- **What you should do**:
Copy all records verbatim.

- **Records for this exercise**:
● ● ●

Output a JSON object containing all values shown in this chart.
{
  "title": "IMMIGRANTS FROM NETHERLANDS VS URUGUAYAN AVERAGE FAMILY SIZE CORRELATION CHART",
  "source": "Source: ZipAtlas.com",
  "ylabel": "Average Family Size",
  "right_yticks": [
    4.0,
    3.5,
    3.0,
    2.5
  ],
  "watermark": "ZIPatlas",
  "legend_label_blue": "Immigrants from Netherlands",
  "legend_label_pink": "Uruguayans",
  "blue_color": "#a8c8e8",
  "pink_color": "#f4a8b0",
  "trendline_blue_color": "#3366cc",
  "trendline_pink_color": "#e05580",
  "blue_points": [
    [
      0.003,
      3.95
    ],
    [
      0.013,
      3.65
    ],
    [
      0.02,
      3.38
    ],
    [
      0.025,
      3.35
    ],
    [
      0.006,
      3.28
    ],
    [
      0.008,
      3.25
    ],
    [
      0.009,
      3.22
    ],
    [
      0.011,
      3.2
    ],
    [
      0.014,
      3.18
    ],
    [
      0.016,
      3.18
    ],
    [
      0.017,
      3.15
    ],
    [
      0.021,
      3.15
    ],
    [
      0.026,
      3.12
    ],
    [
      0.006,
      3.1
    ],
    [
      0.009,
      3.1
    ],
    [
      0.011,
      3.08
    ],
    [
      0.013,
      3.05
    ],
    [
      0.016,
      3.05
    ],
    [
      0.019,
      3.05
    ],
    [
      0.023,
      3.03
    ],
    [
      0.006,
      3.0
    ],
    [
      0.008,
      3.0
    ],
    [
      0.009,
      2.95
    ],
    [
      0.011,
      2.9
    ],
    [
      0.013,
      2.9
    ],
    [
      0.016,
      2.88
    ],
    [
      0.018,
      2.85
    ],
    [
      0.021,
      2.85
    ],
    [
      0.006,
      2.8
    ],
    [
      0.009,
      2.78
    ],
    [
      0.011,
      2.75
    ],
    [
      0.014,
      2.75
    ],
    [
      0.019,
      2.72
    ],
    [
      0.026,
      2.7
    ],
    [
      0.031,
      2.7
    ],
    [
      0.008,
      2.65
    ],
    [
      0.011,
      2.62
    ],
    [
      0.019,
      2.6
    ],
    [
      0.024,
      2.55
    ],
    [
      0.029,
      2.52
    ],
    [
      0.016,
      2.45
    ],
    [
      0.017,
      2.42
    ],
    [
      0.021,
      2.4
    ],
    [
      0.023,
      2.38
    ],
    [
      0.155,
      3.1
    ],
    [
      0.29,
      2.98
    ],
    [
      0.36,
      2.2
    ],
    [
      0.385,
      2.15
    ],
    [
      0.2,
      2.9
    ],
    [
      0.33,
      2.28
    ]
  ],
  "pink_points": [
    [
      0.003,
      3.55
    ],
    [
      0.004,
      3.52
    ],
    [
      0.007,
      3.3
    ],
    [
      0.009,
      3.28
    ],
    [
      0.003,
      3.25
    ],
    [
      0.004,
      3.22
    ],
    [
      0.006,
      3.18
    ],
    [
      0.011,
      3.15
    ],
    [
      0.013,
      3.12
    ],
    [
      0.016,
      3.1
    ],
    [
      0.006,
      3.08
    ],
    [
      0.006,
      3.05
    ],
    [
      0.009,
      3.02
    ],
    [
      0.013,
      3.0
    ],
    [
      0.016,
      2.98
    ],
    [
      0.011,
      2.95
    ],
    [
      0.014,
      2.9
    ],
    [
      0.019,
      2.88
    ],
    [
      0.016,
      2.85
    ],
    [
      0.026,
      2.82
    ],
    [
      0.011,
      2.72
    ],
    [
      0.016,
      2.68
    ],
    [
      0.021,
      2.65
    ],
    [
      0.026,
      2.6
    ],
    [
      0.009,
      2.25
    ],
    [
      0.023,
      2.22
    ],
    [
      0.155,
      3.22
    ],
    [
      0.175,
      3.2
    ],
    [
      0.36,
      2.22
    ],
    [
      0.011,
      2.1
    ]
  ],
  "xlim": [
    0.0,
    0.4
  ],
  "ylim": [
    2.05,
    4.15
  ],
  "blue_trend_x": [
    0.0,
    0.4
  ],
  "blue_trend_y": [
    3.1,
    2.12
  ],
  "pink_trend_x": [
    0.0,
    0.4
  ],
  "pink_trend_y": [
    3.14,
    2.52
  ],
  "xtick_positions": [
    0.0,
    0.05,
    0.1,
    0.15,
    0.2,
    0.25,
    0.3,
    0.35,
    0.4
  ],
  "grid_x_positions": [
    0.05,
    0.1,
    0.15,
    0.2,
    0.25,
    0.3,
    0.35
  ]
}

● ● ●

- **Response**:
Output a JSON object containing all values shown in this chart.
{
  "title": "IMMIGRANTS FROM NETHERLANDS VS URUGUAYAN AVERAGE FAMILY SIZE CORRELATION CHART",
  "source": "Source: ZipAtlas.com",
  "ylabel": "Average Family Size",
  "right_yticks": [
    4.0,
    3.5,
    3.0,
    2.5
  ],
  "watermark": "ZIPatlas",
  "legend_label_blue": "Immigrants from Netherlands",
  "legend_label_pink": "Uruguayans",
  "blue_color": "#a8c8e8",
  "pink_color": "#f4a8b0",
  "trendline_blue_color": "#3366cc",
  "trendline_pink_color": "#e05580",
  "blue_points": [
    [
      0.003,
      3.95
    ],
    [
      0.013,
      3.65
    ],
    [
      0.02,
      3.38
    ],
    [
      0.025,
      3.35
    ],
    [
      0.006,
      3.28
    ],
    [
      0.008,
      3.25
    ],
    [
      0.009,
      3.22
    ],
    [
      0.011,
      3.2
    ],
    [
      0.014,
      3.18
    ],
    [
      0.016,
      3.18
    ],
    [
      0.017,
      3.15
    ],
    [
      0.021,
      3.15
    ],
    [
      0.026,
      3.12
    ],
    [
      0.006,
      3.1
    ],
    [
      0.009,
      3.1
    ],
    [
      0.011,
      3.08
    ],
    [
      0.013,
      3.05
    ],
    [
      0.016,
      3.05
    ],
    [
      0.019,
      3.05
    ],
    [
      0.023,
      3.03
    ],
    [
      0.006,
      3.0
    ],
    [
      0.008,
      3.0
    ],
    [
      0.009,
      2.95
    ],
    [
      0.011,
      2.9
    ],
    [
      0.013,
      2.9
    ],
    [
      0.016,
      2.88
    ],
    [
      0.018,
      2.85
    ],
    [
      0.021,
      2.85
    ],
    [
      0.006,
      2.8
    ],
    [
      0.009,
      2.78
    ],
    [
      0.011,
      2.75
    ],
    [
      0.014,
      2.75
    ],
    [
      0.019,
      2.72
    ],
    [
      0.026,
      2.7
    ],
    [
      0.031,
      2.7
    ],
    [
      0.008,
      2.65
    ],
    [
      0.011,
      2.62
    ],
    [
      0.019,
      2.6
    ],
    [
      0.024,
      2.55
    ],
    [
      0.029,
      2.52
    ],
    [
      0.016,
      2.45
    ],
    [
      0.017,
      2.42
    ],
    [
      0.021,
      2.4
    ],
    [
      0.023,
      2.38
    ],
    [
      0.155,
      3.1
    ],
    [
      0.29,
      2.98
    ],
    [
      0.36,
      2.2
    ],
    [
      0.385,
      2.15
    ],
    [
      0.2,
      2.9
    ],
    [
      0.33,
      2.28
    ]
  ],
  "pink_points": [
    [
      0.003,
      3.55
    ],
    [
      0.004,
      3.52
    ],
    [
      0.007,
      3.3
    ],
    [
      0.009,
      3.28
    ],
    [
      0.003,
      3.25
    ],
    [
      0.004,
      3.22
    ],
    [
      0.006,
      3.18
    ],
    [
      0.011,
      3.15
    ],
    [
      0.013,
      3.12
    ],
    [
      0.016,
      3.1
    ],
    [
      0.006,
      3.08
    ],
    [
      0.006,
      3.05
    ],
    [
      0.009,
      3.02
    ],
    [
      0.013,
      3.0
    ],
    [
      0.016,
      2.98
    ],
    [
      0.011,
      2.95
    ],
    [
      0.014,
      2.9
    ],
    [
      0.019,
      2.88
    ],
    [
      0.016,
      2.85
    ],
    [
      0.026,
      2.82
    ],
    [
      0.011,
      2.72
    ],
    [
      0.016,
      2.68
    ],
    [
      0.021,
      2.65
    ],
    [
      0.026,
      2.6
    ],
    [
      0.009,
      2.25
    ],
    [
      0.023,
      2.22
    ],
    [
      0.155,
      3.22
    ],
    [
      0.175,
      3.2
    ],
    [
      0.36,
      2.22
    ],
    [
      0.011,
      2.1
    ]
  ],
  "xlim": [
    0.0,
    0.4
  ],
  "ylim": [
    2.05,
    4.15
  ],
  "blue_trend_x": [
    0.0,
    0.4
  ],
  "blue_trend_y": [
    3.1,
    2.12
  ],
  "pink_trend_x": [
    0.0,
    0.4
  ],
  "pink_trend_y": [
    3.14,
    2.52
  ],
  "xtick_positions": [
    0.0,
    0.05,
    0.1,
    0.15,
    0.2,
    0.25,
    0.3,
    0.35,
    0.4
  ],
  "grid_x_positions": [
    0.05,
    0.1,
    0.15,
    0.2,
    0.25,
    0.3,
    0.35
  ]
}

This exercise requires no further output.